What is asked
Present every line in which the string "texts" appears.

*** Material supplied ***

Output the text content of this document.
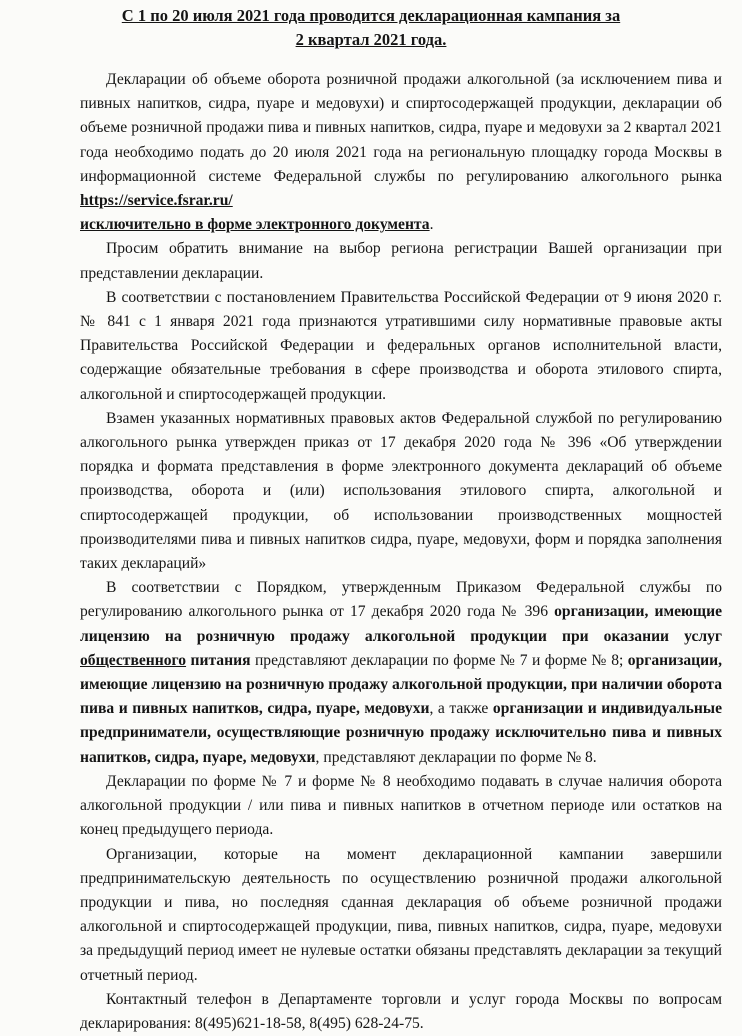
С 1 по 20 июля 2021 года проводится декларационная кампания за
2 квартал 2021 года.

Декларации об объеме оборота розничной продажи алкогольной (за исключением пива и пивных напитков, сидра, пуаре и медовухи) и спиртосодержащей продукции, декларации об объеме розничной продажи пива и пивных напитков, сидра, пуаре и медовухи за 2 квартал 2021 года необходимо подать до 20 июля 2021 года на региональную площадку города Москвы в информационной системе Федеральной службы по регулированию алкогольного рынка https://service.fsrar.ru/
исключительно в форме электронного документа.

Просим обратить внимание на выбор региона регистрации Вашей организации при представлении декларации.

В соответствии с постановлением Правительства Российской Федерации от 9 июня 2020 г. № 841 с 1 января 2021 года признаются утратившими силу нормативные правовые акты Правительства Российской Федерации и федеральных органов исполнительной власти, содержащие обязательные требования в сфере производства и оборота этилового спирта, алкогольной и спиртосодержащей продукции.

Взамен указанных нормативных правовых актов Федеральной службой по регулированию алкогольного рынка утвержден приказ от 17 декабря 2020 года № 396 «Об утверждении порядка и формата представления в форме электронного документа деклараций об объеме производства, оборота и (или) использования этилового спирта, алкогольной и спиртосодержащей продукции, об использовании производственных мощностей производителями пива и пивных напитков сидра, пуаре, медовухи, форм и порядка заполнения таких деклараций»

В соответствии с Порядком, утвержденным Приказом Федеральной службы по регулированию алкогольного рынка от 17 декабря 2020 года № 396 организации, имеющие лицензию на розничную продажу алкогольной продукции при оказании услуг общественного питания представляют декларации по форме № 7 и форме № 8; организации, имеющие лицензию на розничную продажу алкогольной продукции, при наличии оборота пива и пивных напитков, сидра, пуаре, медовухи, а также организации и индивидуальные предприниматели, осуществляющие розничную продажу исключительно пива и пивных напитков, сидра, пуаре, медовухи, представляют декларации по форме № 8.

Декларации по форме № 7 и форме № 8 необходимо подавать в случае наличия оборота алкогольной продукции / или пива и пивных напитков в отчетном периоде или остатков на конец предыдущего периода.

Организации, которые на момент декларационной кампании завершили предпринимательскую деятельность по осуществлению розничной продажи алкогольной продукции и пива, но последняя сданная декларация об объеме розничной продажи алкогольной и спиртосодержащей продукции, пива, пивных напитков, сидра, пуаре, медовухи за предыдущий период имеет не нулевые остатки обязаны представлять декларации за текущий отчетный период.

Контактный телефон в Департаменте торговли и услуг города Москвы по вопросам декларирования: 8(495)621-18-58, 8(495) 628-24-75.
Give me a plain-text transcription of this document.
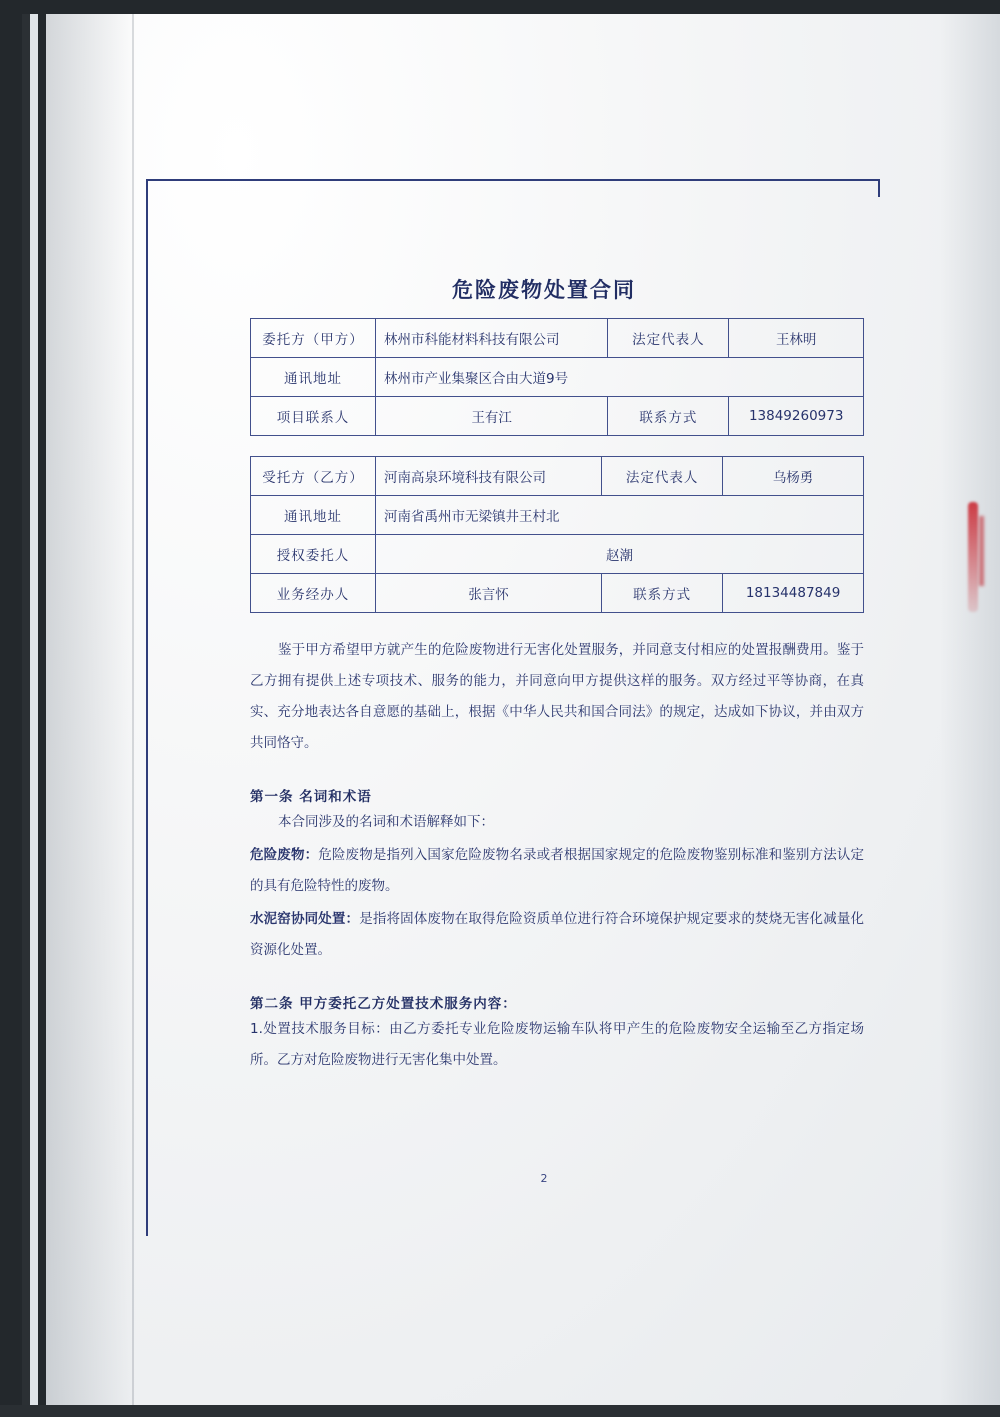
危险废物处置合同
委托方（甲方）	林州市科能材料科技有限公司	法定代表人	王林明
通讯地址	林州市产业集聚区合由大道9号		
项目联系人	王有江	联系方式	13849260973
受托方（乙方）	河南高泉环境科技有限公司	法定代表人	乌杨勇
通讯地址	河南省禹州市无梁镇井王村北		
授权委托人	赵潮		
业务经办人	张言怀	联系方式	18134487849
鉴于甲方希望甲方就产生的危险废物进行无害化处置服务，并同意支付相应的处置报酬费用。鉴于乙方拥有提供上述专项技术、服务的能力，并同意向甲方提供这样的服务。双方经过平等协商，在真实、充分地表达各自意愿的基础上，根据《中华人民共和国合同法》的规定，达成如下协议，并由双方共同恪守。
第一条 名词和术语
本合同涉及的名词和术语解释如下：
危险废物：危险废物是指列入国家危险废物名录或者根据国家规定的危险废物鉴别标准和鉴别方法认定的具有危险特性的废物。
水泥窑协同处置：是指将固体废物在取得危险资质单位进行符合环境保护规定要求的焚烧无害化减量化资源化处置。
第二条 甲方委托乙方处置技术服务内容：
1.处置技术服务目标：由乙方委托专业危险废物运输车队将甲产生的危险废物安全运输至乙方指定场所。乙方对危险废物进行无害化集中处置。
2
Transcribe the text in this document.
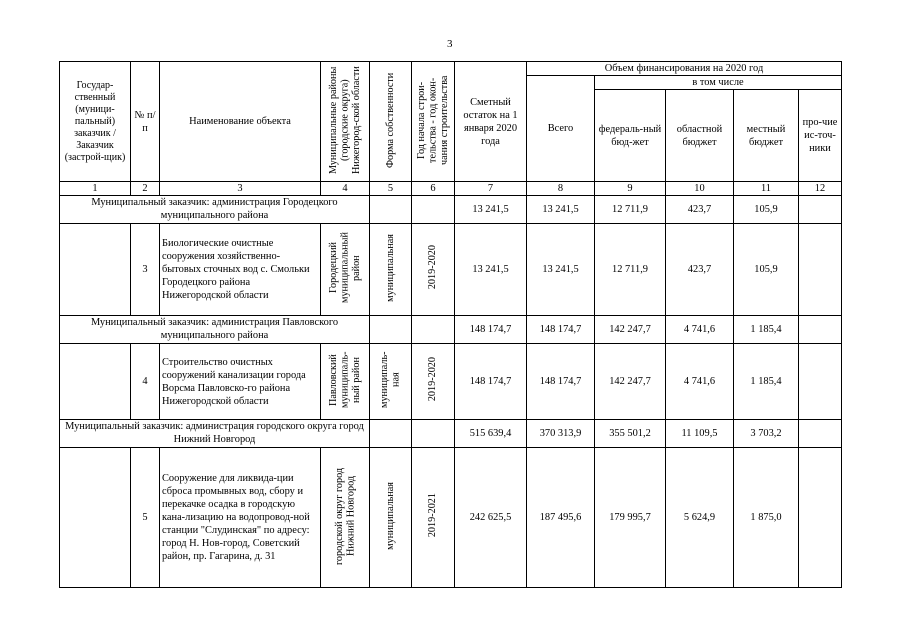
3
Государ-ственный (муници-пальный) заказчик / Заказчик (застрой-щик)	№ п/п	Наименование объекта	Муниципальные районы (городские округа) Нижегород-ской области	Форма собственности	Год начала строи-тельства - год окон-чания строительства	Сметный остаток на 1 января 2020 года	Объем финансирования на 2020 год				
							Всего	в том числе			
								федераль-ный бюд-жет	областной бюджет	местный бюджет	про-чие ис-точ-ники
1	2	3	4	5	6	7	8	9	10	11	12
Муниципальный заказчик: администрация Городецкого муниципального района						13 241,5	13 241,5	12 711,9	423,7	105,9	
	3	Биологические очистные сооружения хозяйственно-бытовых сточных вод с. Смольки Городецкого района Нижегородской области	Городецкий муниципальный район	муниципальная	2019-2020	13 241,5	13 241,5	12 711,9	423,7	105,9	
Муниципальный заказчик: администрация Павловского муниципального района						148 174,7	148 174,7	142 247,7	4 741,6	1 185,4	
	4	Строительство очистных сооружений канализации города Ворсма Павловско-го района Нижегородской области	Павловский муниципаль-ный район	муниципаль-ная	2019-2020	148 174,7	148 174,7	142 247,7	4 741,6	1 185,4	
Муниципальный заказчик: администрация городского округа город Нижний Новгород						515 639,4	370 313,9	355 501,2	11 109,5	3 703,2	
	5	Сооружение для ликвида-ции сброса промывных вод, сбору и перекачке осадка в городскую кана-лизацию на водопровод-ной станции "Слудинская" по адресу: город Н. Нов-город, Советский район, пр. Гагарина, д. 31	городской округ город Нижний Новгород	муниципальная	2019-2021	242 625,5	187 495,6	179 995,7	5 624,9	1 875,0	
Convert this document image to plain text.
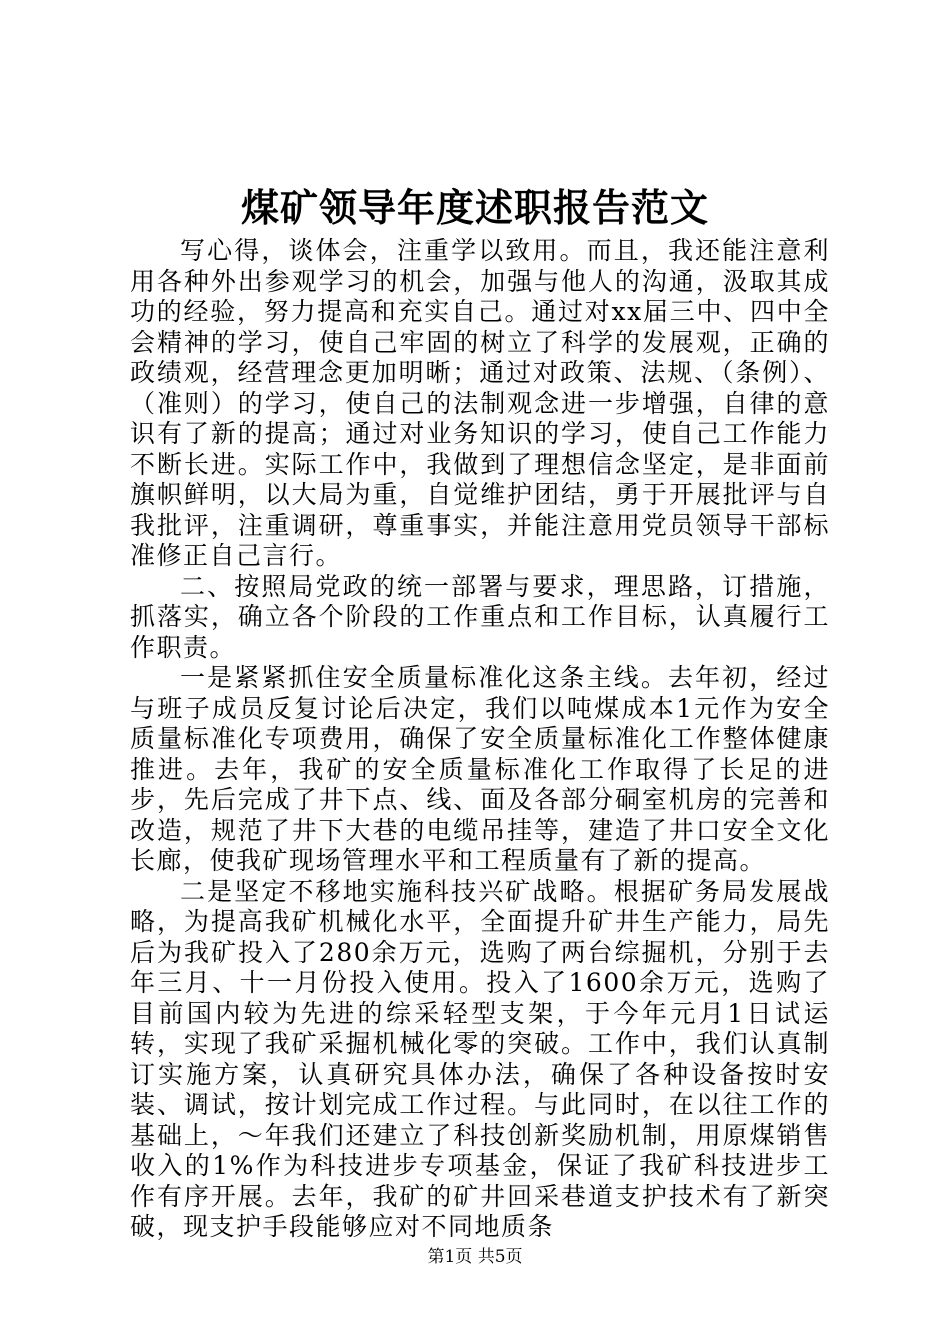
煤矿领导年度述职报告范文

写心得，谈体会，注重学以致用。而且，我还能注意利用各种外出参观学习的机会，加强与他人的沟通，汲取其成功的经验，努力提高和充实自己。通过对xx届三中、四中全会精神的学习，使自己牢固的树立了科学的发展观，正确的政绩观，经营理念更加明晰；通过对政策、法规、（条例）、（准则）的学习，使自己的法制观念进一步增强，自律的意识有了新的提高；通过对业务知识的学习，使自己工作能力不断长进。实际工作中，我做到了理想信念坚定，是非面前旗帜鲜明，以大局为重，自觉维护团结，勇于开展批评与自我批评，注重调研，尊重事实，并能注意用党员领导干部标准修正自己言行。

二、按照局党政的统一部署与要求，理思路，订措施，抓落实，确立各个阶段的工作重点和工作目标，认真履行工作职责。

一是紧紧抓住安全质量标准化这条主线。去年初，经过与班子成员反复讨论后决定，我们以吨煤成本1元作为安全质量标准化专项费用，确保了安全质量标准化工作整体健康推进。去年，我矿的安全质量标准化工作取得了长足的进步，先后完成了井下点、线、面及各部分硐室机房的完善和改造，规范了井下大巷的电缆吊挂等，建造了井口安全文化长廊，使我矿现场管理水平和工程质量有了新的提高。

二是坚定不移地实施科技兴矿战略。根据矿务局发展战略，为提高我矿机械化水平，全面提升矿井生产能力，局先后为我矿投入了280余万元，选购了两台综掘机，分别于去年三月、十一月份投入使用。投入了1600余万元，选购了目前国内较为先进的综采轻型支架，于今年元月1日试运转，实现了我矿采掘机械化零的突破。工作中，我们认真制订实施方案，认真研究具体办法，确保了各种设备按时安装、调试，按计划完成工作过程。与此同时，在以往工作的基础上，～年我们还建立了科技创新奖励机制，用原煤销售收入的1%作为科技进步专项基金，保证了我矿科技进步工作有序开展。去年，我矿的矿井回采巷道支护技术有了新突破，现支护手段能够应对不同地质条

第1页 共5页
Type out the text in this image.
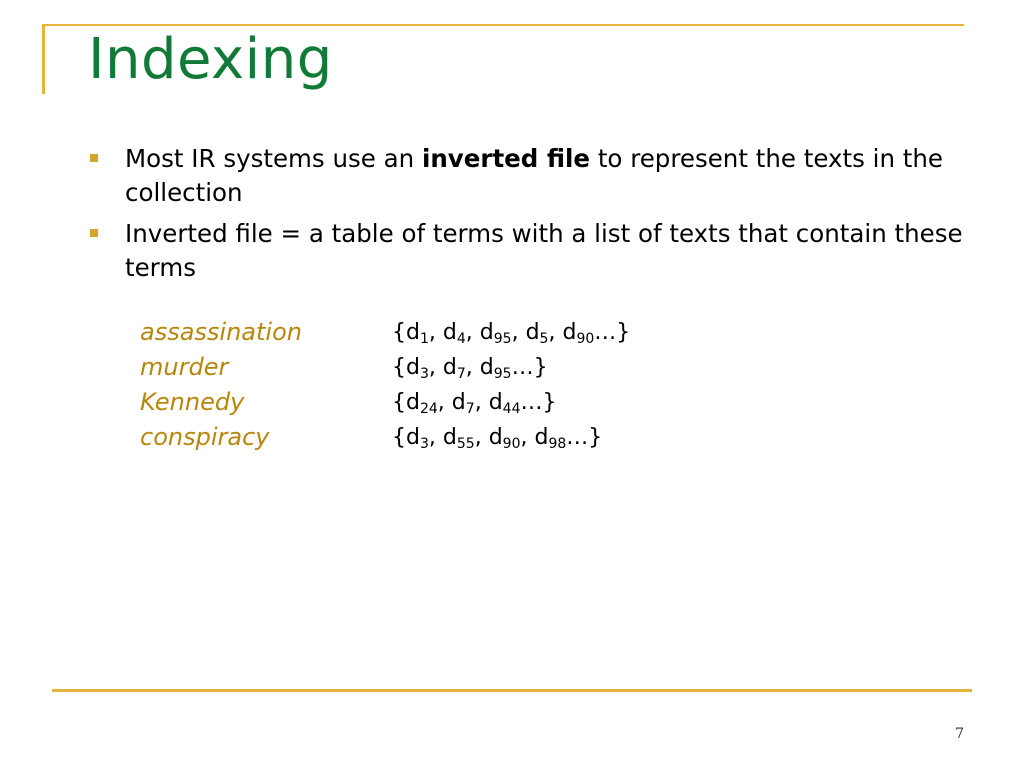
Indexing
Most IR systems use an inverted file to represent the texts in the collection
Inverted file = a table of terms with a list of texts that contain these terms
assassination	{$d_1$, $d_4$, $d_{95}$, $d_5$, $d_{90}\dots$}
murder	{$d_3$, $d_7$, $d_{95}\dots$}
Kennedy	{$d_{24}$, $d_7$, $d_{44}\dots$}
conspiracy	{$d_3$, $d_{55}$, $d_{90}$, $d_{98}\dots$}
7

***

Task answer
Most IR systems use an inverted file to represent the texts in the collection
Inverted file = a table of terms with a list of texts that contain these terms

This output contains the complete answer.